* **Work to do**: Transcribe the whole listing without a single picture.

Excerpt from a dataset
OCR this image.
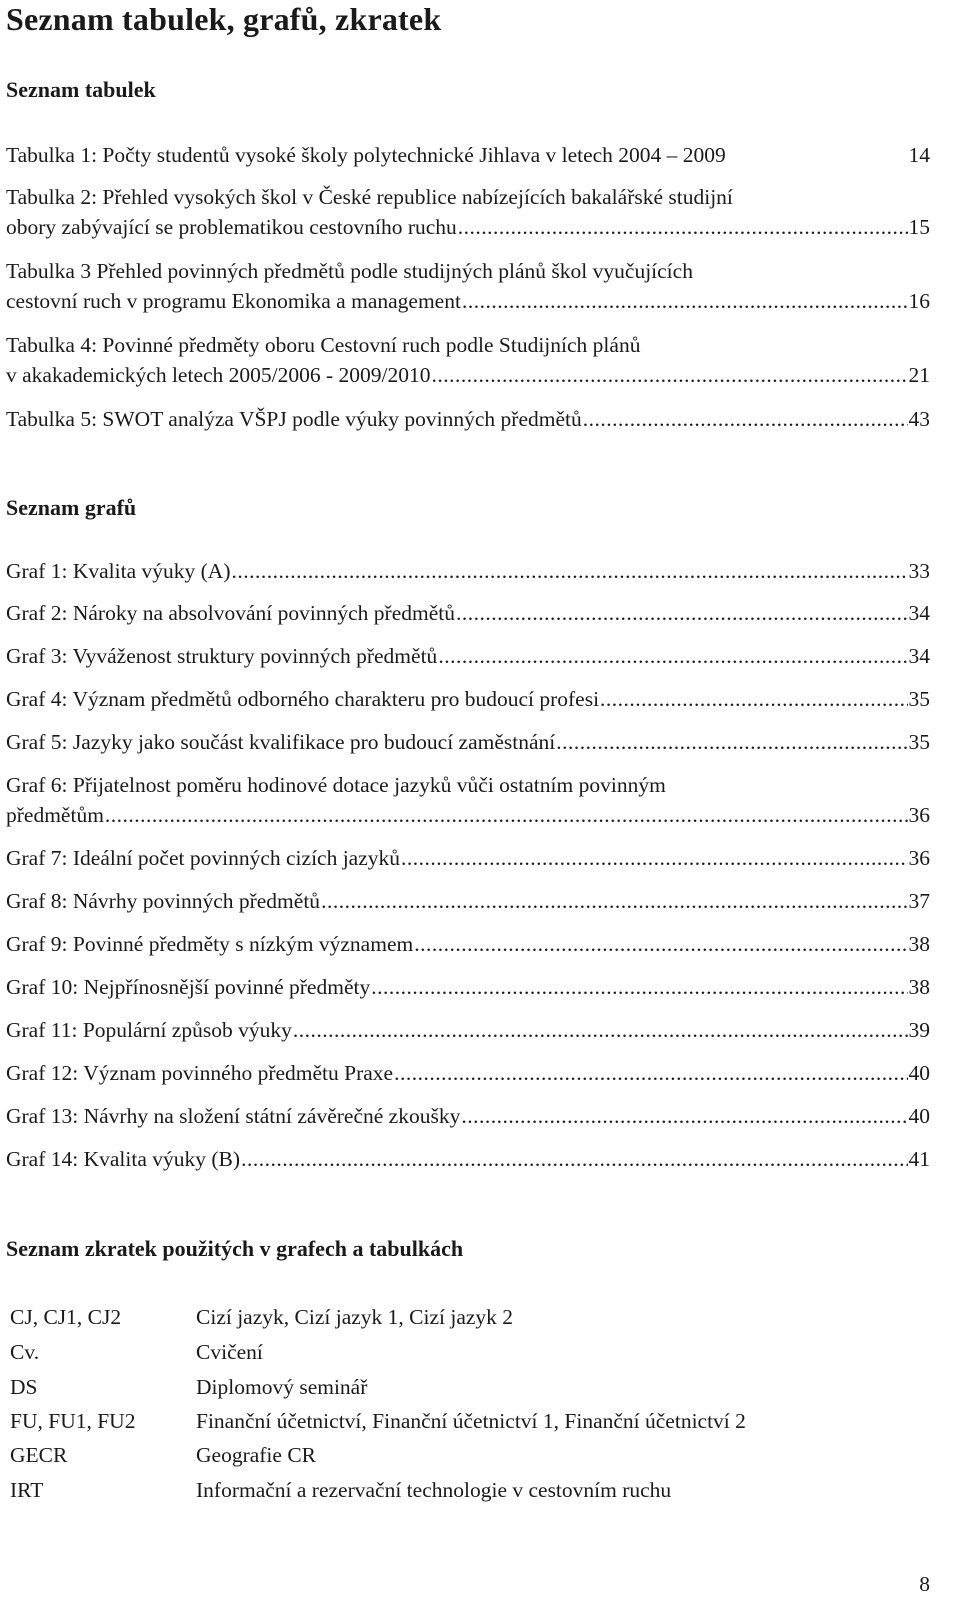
Seznam tabulek, grafů, zkratek
Seznam tabulek
Tabulka 1: Počty studentů vysoké školy polytechnické Jihlava v letech 2004 – 2009	14
Tabulka 2: Přehled vysokých škol v České republice nabízejících bakalářské studijní
obory zabývající se problematikou cestovního ruchu .....	15
Tabulka 3 Přehled povinných předmětů podle studijných plánů škol vyučujících
cestovní ruch v programu Ekonomika a management .....	16
Tabulka 4: Povinné předměty oboru Cestovní ruch podle Studijních plánů
v akakademických letech 2005/2006 - 2009/2010 .....	21
Tabulka 5: SWOT analýza VŠPJ podle výuky povinných předmětů .....	43
Seznam grafů
Graf 1: Kvalita výuky (A) .....	33
Graf 2: Nároky na absolvování povinných předmětů .....	34
Graf 3: Vyváženost struktury povinných předmětů .....	34
Graf 4: Význam předmětů odborného charakteru pro budoucí profesi .....	35
Graf 5: Jazyky jako součást kvalifikace pro budoucí zaměstnání .....	35
Graf 6: Přijatelnost poměru hodinové dotace jazyků vůči ostatním povinným
předmětům .....	36
Graf 7: Ideální počet povinných cizích jazyků .....	36
Graf 8: Návrhy povinných předmětů .....	37
Graf 9: Povinné předměty s nízkým významem .....	38
Graf 10: Nejpřínosnější povinné předměty .....	38
Graf 11: Populární způsob výuky .....	39
Graf 12: Význam povinného předmětu Praxe .....	40
Graf 13: Návrhy na složení státní závěrečné zkoušky .....	40
Graf 14: Kvalita výuky (B) .....	41
Seznam zkratek použitých v grafech a tabulkách
CJ, CJ1, CJ2	Cizí jazyk, Cizí jazyk 1, Cizí jazyk 2
Cv.	Cvičení
DS	Diplomový seminář
FU, FU1, FU2	Finanční účetnictví, Finanční účetnictví 1, Finanční účetnictví 2
GECR	Geografie CR
IRT	Informační a rezervační technologie v cestovním ruchu
8
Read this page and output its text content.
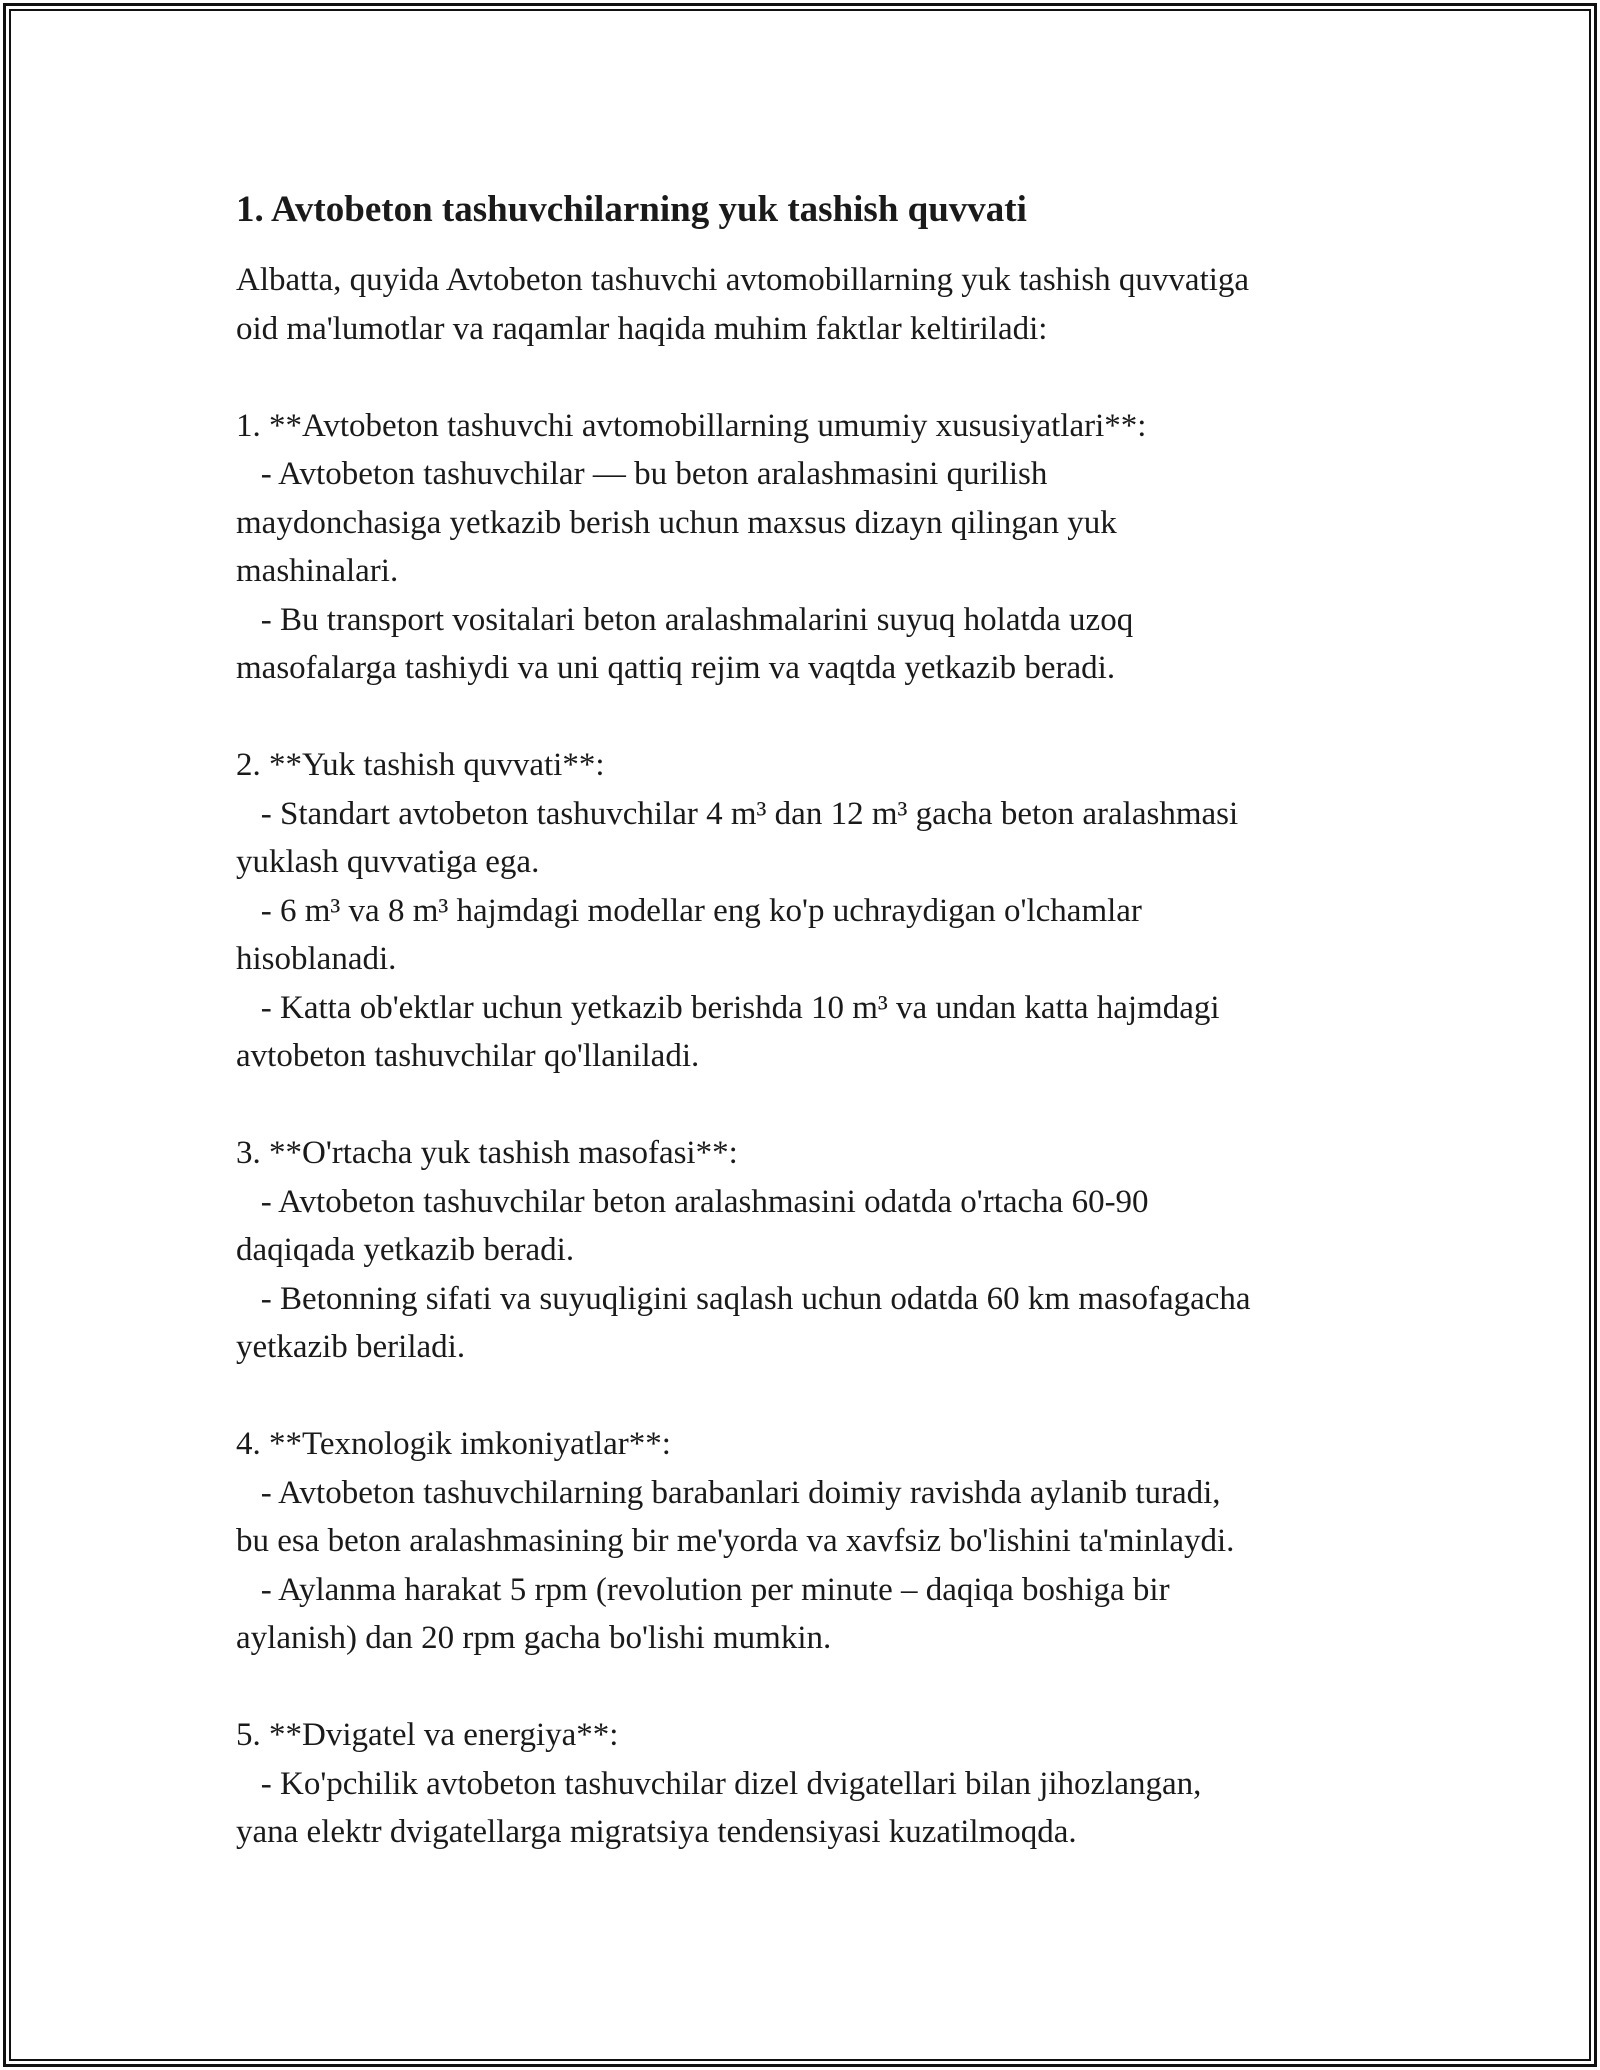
1. Avtobeton tashuvchilarning yuk tashish quvvati

Albatta, quyida Avtobeton tashuvchi avtomobillarning yuk tashish quvvatiga
oid ma'lumotlar va raqamlar haqida muhim faktlar keltiriladi:

1. **Avtobeton tashuvchi avtomobillarning umumiy xususiyatlari**:
- Avtobeton tashuvchilar — bu beton aralashmasini qurilish
maydonchasiga yetkazib berish uchun maxsus dizayn qilingan yuk
mashinalari.
- Bu transport vositalari beton aralashmalarini suyuq holatda uzoq
masofalarga tashiydi va uni qattiq rejim va vaqtda yetkazib beradi.

2. **Yuk tashish quvvati**:
- Standart avtobeton tashuvchilar 4 m³ dan 12 m³ gacha beton aralashmasi
yuklash quvvatiga ega.
- 6 m³ va 8 m³ hajmdagi modellar eng ko'p uchraydigan o'lchamlar
hisoblanadi.
- Katta ob'ektlar uchun yetkazib berishda 10 m³ va undan katta hajmdagi
avtobeton tashuvchilar qo'llaniladi.

3. **O'rtacha yuk tashish masofasi**:
- Avtobeton tashuvchilar beton aralashmasini odatda o'rtacha 60-90
daqiqada yetkazib beradi.
- Betonning sifati va suyuqligini saqlash uchun odatda 60 km masofagacha
yetkazib beriladi.

4. **Texnologik imkoniyatlar**:
- Avtobeton tashuvchilarning barabanlari doimiy ravishda aylanib turadi,
bu esa beton aralashmasining bir me'yorda va xavfsiz bo'lishini ta'minlaydi.
- Aylanma harakat 5 rpm (revolution per minute – daqiqa boshiga bir
aylanish) dan 20 rpm gacha bo'lishi mumkin.

5. **Dvigatel va energiya**:
- Ko'pchilik avtobeton tashuvchilar dizel dvigatellari bilan jihozlangan,
yana elektr dvigatellarga migratsiya tendensiyasi kuzatilmoqda.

* **Written reply**:
OCR this image.
Seznam tabulek, grafů, zkratek
Seznam tabulek
Tabulka 1: Počty studentů vysoké školy polytechnické Jihlava v letech 2004 – 2009	14
Tabulka 2: Přehled vysokých škol v České republice nabízejících bakalářské studijní
obory zabývající se problematikou cestovního ruchu .....	15
Tabulka 3 Přehled povinných předmětů podle studijných plánů škol vyučujících
cestovní ruch v programu Ekonomika a management .....	16
Tabulka 4: Povinné předměty oboru Cestovní ruch podle Studijních plánů
v akakademických letech 2005/2006 - 2009/2010 .....	21
Tabulka 5: SWOT analýza VŠPJ podle výuky povinných předmětů .....	43
Seznam grafů
Graf 1: Kvalita výuky (A) .....	33
Graf 2: Nároky na absolvování povinných předmětů .....	34
Graf 3: Vyváženost struktury povinných předmětů .....	34
Graf 4: Význam předmětů odborného charakteru pro budoucí profesi .....	35
Graf 5: Jazyky jako součást kvalifikace pro budoucí zaměstnání .....	35
Graf 6: Přijatelnost poměru hodinové dotace jazyků vůči ostatním povinným
předmětům .....	36
Graf 7: Ideální počet povinných cizích jazyků .....	36
Graf 8: Návrhy povinných předmětů .....	37
Graf 9: Povinné předměty s nízkým významem .....	38
Graf 10: Nejpřínosnější povinné předměty .....	38
Graf 11: Populární způsob výuky .....	39
Graf 12: Význam povinného předmětu Praxe .....	40
Graf 13: Návrhy na složení státní závěrečné zkoušky .....	40
Graf 14: Kvalita výuky (B) .....	41
Seznam zkratek použitých v grafech a tabulkách
CJ, CJ1, CJ2	Cizí jazyk, Cizí jazyk 1, Cizí jazyk 2
Cv.	Cvičení
DS	Diplomový seminář
FU, FU1, FU2	Finanční účetnictví, Finanční účetnictví 1, Finanční účetnictví 2
GECR	Geografie CR
IRT	Informační a rezervační technologie v cestovním ruchu
8
Read this page and output its text content.
1. Avtobeton tashuvchilarning yuk tashish quvvati

Albatta, quyida Avtobeton tashuvchi avtomobillarning yuk tashish quvvatiga
oid ma'lumotlar va raqamlar haqida muhim faktlar keltiriladi:

1. **Avtobeton tashuvchi avtomobillarning umumiy xususiyatlari**:
- Avtobeton tashuvchilar — bu beton aralashmasini qurilish
maydonchasiga yetkazib berish uchun maxsus dizayn qilingan yuk
mashinalari.
- Bu transport vositalari beton aralashmalarini suyuq holatda uzoq
masofalarga tashiydi va uni qattiq rejim va vaqtda yetkazib beradi.

2. **Yuk tashish quvvati**:
- Standart avtobeton tashuvchilar 4 m³ dan 12 m³ gacha beton aralashmasi
yuklash quvvatiga ega.
- 6 m³ va 8 m³ hajmdagi modellar eng ko'p uchraydigan o'lchamlar
hisoblanadi.
- Katta ob'ektlar uchun yetkazib berishda 10 m³ va undan katta hajmdagi
avtobeton tashuvchilar qo'llaniladi.

3. **O'rtacha yuk tashish masofasi**:
- Avtobeton tashuvchilar beton aralashmasini odatda o'rtacha 60-90
daqiqada yetkazib beradi.
- Betonning sifati va suyuqligini saqlash uchun odatda 60 km masofagacha
yetkazib beriladi.

4. **Texnologik imkoniyatlar**:
- Avtobeton tashuvchilarning barabanlari doimiy ravishda aylanib turadi,
bu esa beton aralashmasining bir me'yorda va xavfsiz bo'lishini ta'minlaydi.
- Aylanma harakat 5 rpm (revolution per minute – daqiqa boshiga bir
aylanish) dan 20 rpm gacha bo'lishi mumkin.

5. **Dvigatel va energiya**:
- Ko'pchilik avtobeton tashuvchilar dizel dvigatellari bilan jihozlangan,
yana elektr dvigatellarga migratsiya tendensiyasi kuzatilmoqda.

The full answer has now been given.